▶ Material provided:
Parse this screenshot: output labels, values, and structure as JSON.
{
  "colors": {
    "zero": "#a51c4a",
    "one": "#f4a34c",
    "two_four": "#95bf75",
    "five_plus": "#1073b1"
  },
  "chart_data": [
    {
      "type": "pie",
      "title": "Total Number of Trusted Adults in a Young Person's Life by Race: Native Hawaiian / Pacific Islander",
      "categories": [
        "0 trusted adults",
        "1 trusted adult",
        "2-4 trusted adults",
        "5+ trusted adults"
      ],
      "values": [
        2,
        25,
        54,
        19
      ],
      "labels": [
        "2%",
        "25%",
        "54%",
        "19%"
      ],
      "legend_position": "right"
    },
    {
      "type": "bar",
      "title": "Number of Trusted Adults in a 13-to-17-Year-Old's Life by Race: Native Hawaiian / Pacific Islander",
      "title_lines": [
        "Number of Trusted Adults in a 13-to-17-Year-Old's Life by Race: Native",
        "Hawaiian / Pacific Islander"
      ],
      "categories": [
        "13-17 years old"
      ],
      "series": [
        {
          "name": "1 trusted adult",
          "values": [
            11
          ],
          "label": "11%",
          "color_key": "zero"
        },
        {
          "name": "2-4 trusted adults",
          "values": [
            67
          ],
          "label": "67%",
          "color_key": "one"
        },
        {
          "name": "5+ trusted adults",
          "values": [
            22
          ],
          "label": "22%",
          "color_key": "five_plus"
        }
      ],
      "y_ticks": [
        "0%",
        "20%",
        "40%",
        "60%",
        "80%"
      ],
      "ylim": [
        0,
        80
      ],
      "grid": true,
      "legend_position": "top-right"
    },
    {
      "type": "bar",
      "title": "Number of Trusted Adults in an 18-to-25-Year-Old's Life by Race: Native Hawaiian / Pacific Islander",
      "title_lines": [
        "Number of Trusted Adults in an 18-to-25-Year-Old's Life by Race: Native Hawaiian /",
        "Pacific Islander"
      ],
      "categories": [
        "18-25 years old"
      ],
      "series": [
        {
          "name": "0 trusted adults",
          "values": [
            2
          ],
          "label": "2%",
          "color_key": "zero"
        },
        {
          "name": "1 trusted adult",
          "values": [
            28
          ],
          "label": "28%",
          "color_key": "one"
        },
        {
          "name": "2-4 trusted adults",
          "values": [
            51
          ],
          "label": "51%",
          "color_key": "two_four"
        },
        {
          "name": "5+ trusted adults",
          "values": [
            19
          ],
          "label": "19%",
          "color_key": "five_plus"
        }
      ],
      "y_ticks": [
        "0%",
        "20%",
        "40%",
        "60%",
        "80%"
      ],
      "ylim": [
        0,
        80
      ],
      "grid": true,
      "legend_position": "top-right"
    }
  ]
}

▶ Aim of the task: Copy each line that contains the word "labels".

▶ The output:
Parse this screenshot: output labels, values, and structure as JSON.
      "labels": [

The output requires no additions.